▸ **EXERCISE DIRECTIONS**
Extract each line bearing the word "document".
☆ ☆ ☆ ☆ ☆ ☆ ☆
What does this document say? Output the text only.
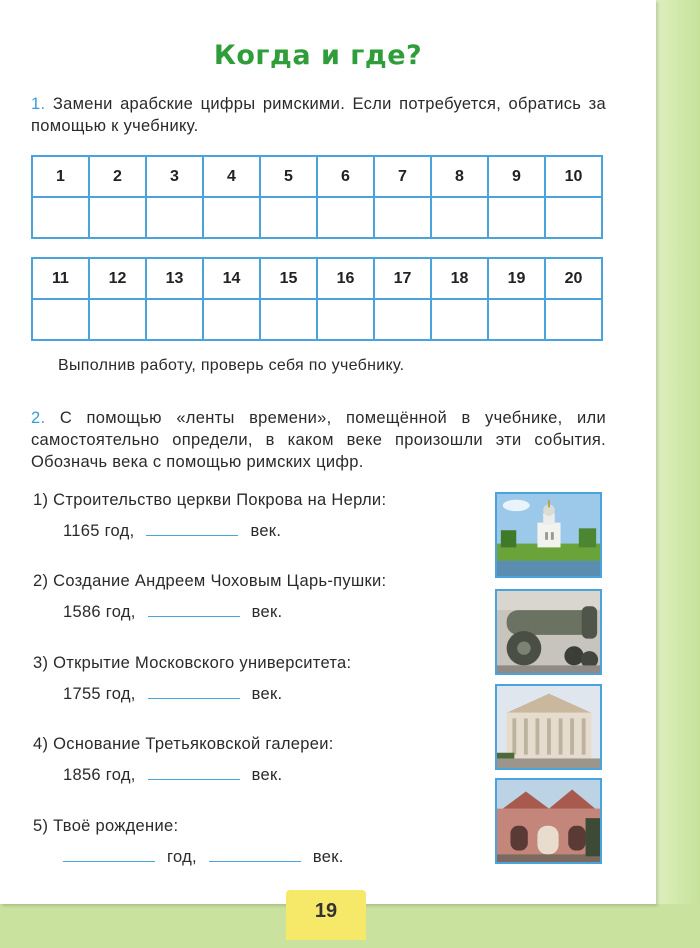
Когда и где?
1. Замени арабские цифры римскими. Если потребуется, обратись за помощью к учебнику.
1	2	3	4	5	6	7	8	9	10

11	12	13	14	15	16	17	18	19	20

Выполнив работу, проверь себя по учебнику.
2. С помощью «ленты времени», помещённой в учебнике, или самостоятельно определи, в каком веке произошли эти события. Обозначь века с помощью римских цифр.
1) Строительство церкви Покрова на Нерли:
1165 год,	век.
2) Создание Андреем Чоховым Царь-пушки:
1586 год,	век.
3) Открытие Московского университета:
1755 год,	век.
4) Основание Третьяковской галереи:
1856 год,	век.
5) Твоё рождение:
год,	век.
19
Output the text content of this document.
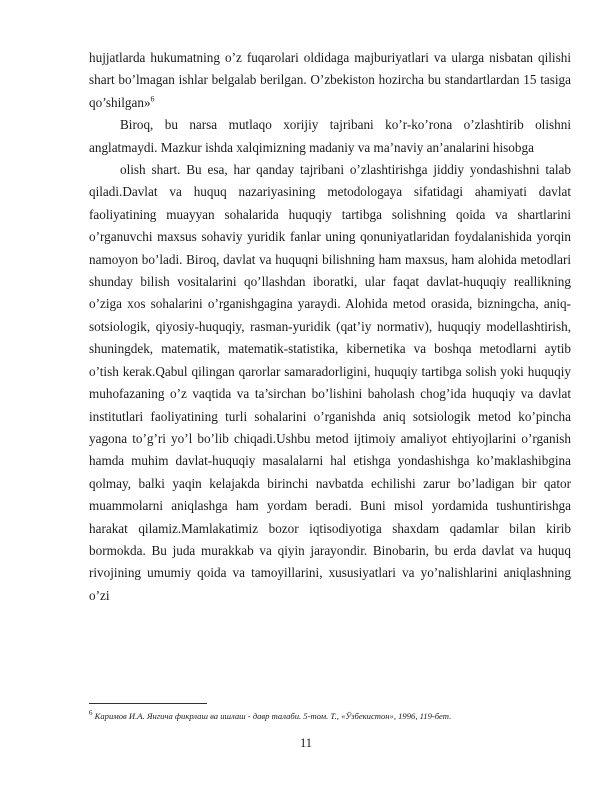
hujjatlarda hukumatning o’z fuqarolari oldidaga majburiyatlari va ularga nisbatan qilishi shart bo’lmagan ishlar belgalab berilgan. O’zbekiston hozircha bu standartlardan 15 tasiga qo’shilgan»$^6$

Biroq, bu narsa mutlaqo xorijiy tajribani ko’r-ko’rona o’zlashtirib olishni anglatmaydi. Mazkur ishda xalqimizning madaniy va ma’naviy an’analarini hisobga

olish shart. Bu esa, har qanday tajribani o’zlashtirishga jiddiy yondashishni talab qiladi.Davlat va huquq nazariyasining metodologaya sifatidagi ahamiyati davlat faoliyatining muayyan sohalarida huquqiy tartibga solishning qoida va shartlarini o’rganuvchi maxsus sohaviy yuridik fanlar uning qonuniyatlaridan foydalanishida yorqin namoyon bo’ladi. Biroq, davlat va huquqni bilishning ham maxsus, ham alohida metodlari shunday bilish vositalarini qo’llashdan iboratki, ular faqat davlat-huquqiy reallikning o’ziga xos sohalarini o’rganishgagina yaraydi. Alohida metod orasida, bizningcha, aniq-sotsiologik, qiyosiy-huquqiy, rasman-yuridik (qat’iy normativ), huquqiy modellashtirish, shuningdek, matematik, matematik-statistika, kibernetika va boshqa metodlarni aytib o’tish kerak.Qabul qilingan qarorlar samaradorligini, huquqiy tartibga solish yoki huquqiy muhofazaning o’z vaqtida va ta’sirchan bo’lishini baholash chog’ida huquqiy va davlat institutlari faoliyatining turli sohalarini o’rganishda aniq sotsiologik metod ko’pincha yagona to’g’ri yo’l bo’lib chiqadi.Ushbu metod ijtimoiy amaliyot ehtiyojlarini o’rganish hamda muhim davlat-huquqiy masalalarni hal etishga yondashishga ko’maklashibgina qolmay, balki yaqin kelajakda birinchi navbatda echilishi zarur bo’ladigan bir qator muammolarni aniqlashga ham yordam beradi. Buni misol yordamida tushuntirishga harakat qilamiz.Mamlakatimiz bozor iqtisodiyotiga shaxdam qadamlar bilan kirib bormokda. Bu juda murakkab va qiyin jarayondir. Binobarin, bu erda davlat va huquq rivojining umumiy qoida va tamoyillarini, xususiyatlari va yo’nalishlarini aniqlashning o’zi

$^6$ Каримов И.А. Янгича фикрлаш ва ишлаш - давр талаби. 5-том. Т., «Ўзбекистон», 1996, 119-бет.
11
☆ ☆ ☆ ☆ ☆ ☆ ☆
▸ **EXERCISE RESPONSE**
What does this document say? Output the text only.
Output the text content of this document.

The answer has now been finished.